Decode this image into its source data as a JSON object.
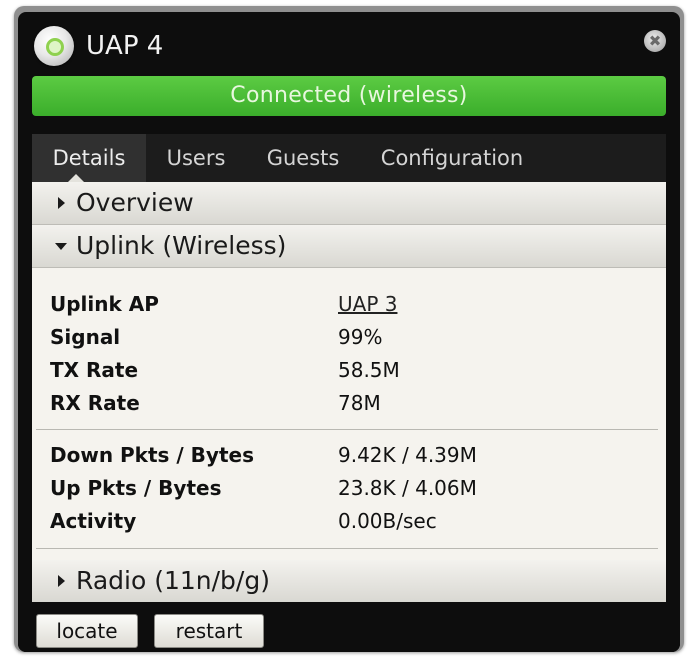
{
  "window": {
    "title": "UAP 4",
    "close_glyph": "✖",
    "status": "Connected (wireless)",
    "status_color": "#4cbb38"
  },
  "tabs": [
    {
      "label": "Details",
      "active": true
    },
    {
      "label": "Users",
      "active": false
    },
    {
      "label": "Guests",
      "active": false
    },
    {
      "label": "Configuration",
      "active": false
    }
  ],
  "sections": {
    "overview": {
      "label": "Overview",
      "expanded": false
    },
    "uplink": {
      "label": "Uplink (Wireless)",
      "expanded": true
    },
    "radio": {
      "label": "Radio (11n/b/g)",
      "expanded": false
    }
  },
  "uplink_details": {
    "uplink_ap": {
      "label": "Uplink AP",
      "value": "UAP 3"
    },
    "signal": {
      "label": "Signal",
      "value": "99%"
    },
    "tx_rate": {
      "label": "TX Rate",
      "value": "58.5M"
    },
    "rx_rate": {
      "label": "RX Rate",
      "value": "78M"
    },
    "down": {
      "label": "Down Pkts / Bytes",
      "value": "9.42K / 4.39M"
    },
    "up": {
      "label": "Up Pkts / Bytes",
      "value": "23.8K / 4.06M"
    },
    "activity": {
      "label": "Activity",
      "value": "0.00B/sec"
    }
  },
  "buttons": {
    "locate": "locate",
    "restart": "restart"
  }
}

+--

Problem statement. Go through the listing above and write it all out exactly, leaving out any picture.

Result for this exercise.
Decode this image into its source data as a JSON object.
{
  "window": {
    "title": "UAP 4",
    "close_glyph": "✖",
    "status": "Connected (wireless)",
    "status_color": "#4cbb38"
  },
  "tabs": [
    {
      "label": "Details",
      "active": true
    },
    {
      "label": "Users",
      "active": false
    },
    {
      "label": "Guests",
      "active": false
    },
    {
      "label": "Configuration",
      "active": false
    }
  ],
  "sections": {
    "overview": {
      "label": "Overview",
      "expanded": false
    },
    "uplink": {
      "label": "Uplink (Wireless)",
      "expanded": true
    },
    "radio": {
      "label": "Radio (11n/b/g)",
      "expanded": false
    }
  },
  "uplink_details": {
    "uplink_ap": {
      "label": "Uplink AP",
      "value": "UAP 3"
    },
    "signal": {
      "label": "Signal",
      "value": "99%"
    },
    "tx_rate": {
      "label": "TX Rate",
      "value": "58.5M"
    },
    "rx_rate": {
      "label": "RX Rate",
      "value": "78M"
    },
    "down": {
      "label": "Down Pkts / Bytes",
      "value": "9.42K / 4.39M"
    },
    "up": {
      "label": "Up Pkts / Bytes",
      "value": "23.8K / 4.06M"
    },
    "activity": {
      "label": "Activity",
      "value": "0.00B/sec"
    }
  },
  "buttons": {
    "locate": "locate",
    "restart": "restart"
  }
}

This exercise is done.